● **STATED TASK**
State how many lines include "Обеспечение", giving the number by itself.

Raw records
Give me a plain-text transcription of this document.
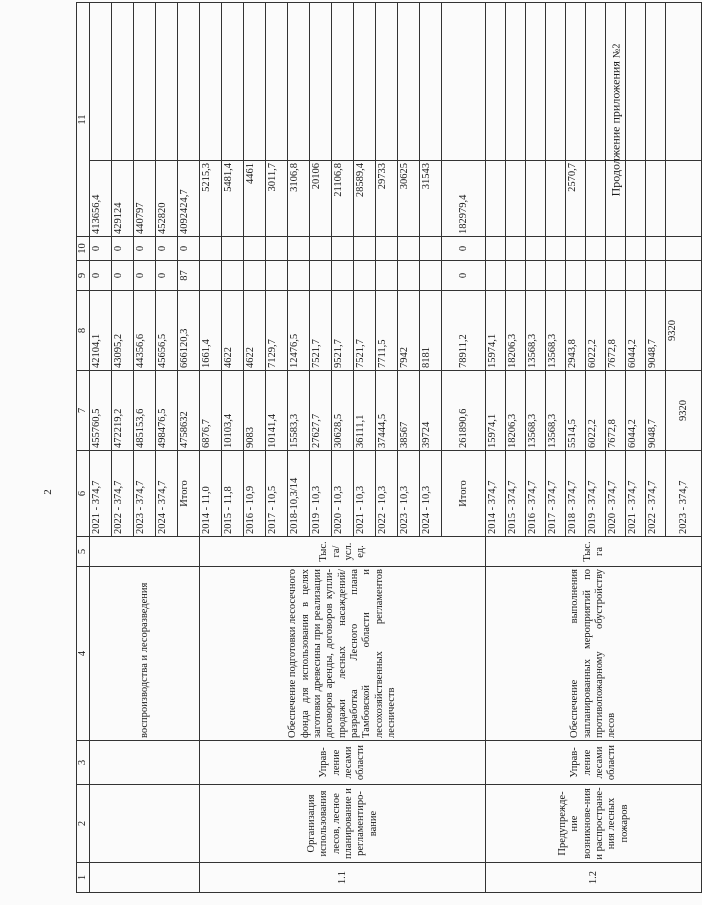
2
Продолжение приложения №2
1	2	3	4	5	6	7	8	9	10	11	
			воспроизводства и лесоразведения		2021 - 374,7	455760,5	42104,1	0	0	413656,4	
					2022 - 374,7	472219,2	43095,2	0	0	429124	
					2023 - 374,7	485153,6	44356,6	0	0	440797	
					2024 - 374,7	498476,5	45656,5	0	0	452820	
					Итого	4758632	666120,3	87	0	4092424,7	
1.1	Организация использования лесов, лесное планирование и регламентиро-вание	Управ-ление лесами области	Обеспечение подготовки лесосечного фонда для использования в целях заготовки древесины при реализации договоров аренды, договоров купли-продажи лесных насаждений/ разработка Лесного плана Тамбовской области и лесохозяйственных регламентов лесничеств	Тыс. га/ усл. ед.	2014 - 11,0	6876,7	1661,4			5215,3	
					2015 - 11,8	10103,4	4622			5481,4	
					2016 - 10,9	9083	4622			4461	
					2017 - 10,5	10141,4	7129,7			3011,7	
					2018-10,3/14	15583,3	12476,5			3106,8	
					2019 - 10,3	27627,7	7521,7			20106	
					2020 - 10,3	30628,5	9521,7			21106,8	
					2021 - 10,3	36111,1	7521,7			28589,4	
					2022 - 10,3	37444,5	7711,5			29733	
					2023 - 10,3	38567	7942			30625	
					2024 - 10,3	39724	8181			31543	
					Итого	261890,6	78911,2	0	0	182979,4	
1.2	Предупрежде-ние возникнове-ния и распростране-ния лесных пожаров	Управ-ление лесами области	Обеспечение выполнения запланированных мероприятий по противопожарному обустройству лесов	Тыс. га	2014 - 374,7	15974,1	15974,1				
					2015 - 374,7	18206,3	18206,3				
					2016 - 374,7	13568,3	13568,3				
					2017 - 374,7	13568,3	13568,3				
					2018 - 374,7	5514,5	2943,8			2570,7	
					2019 - 374,7	6022,2	6022,2				
					2020 - 374,7	7672,8	7672,8				
					2021 - 374,7	6044,2	6044,2				
					2022 - 374,7	9048,7	9048,7				
					2023 - 374,7	9320	9320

● **CORRECT RESULT**
2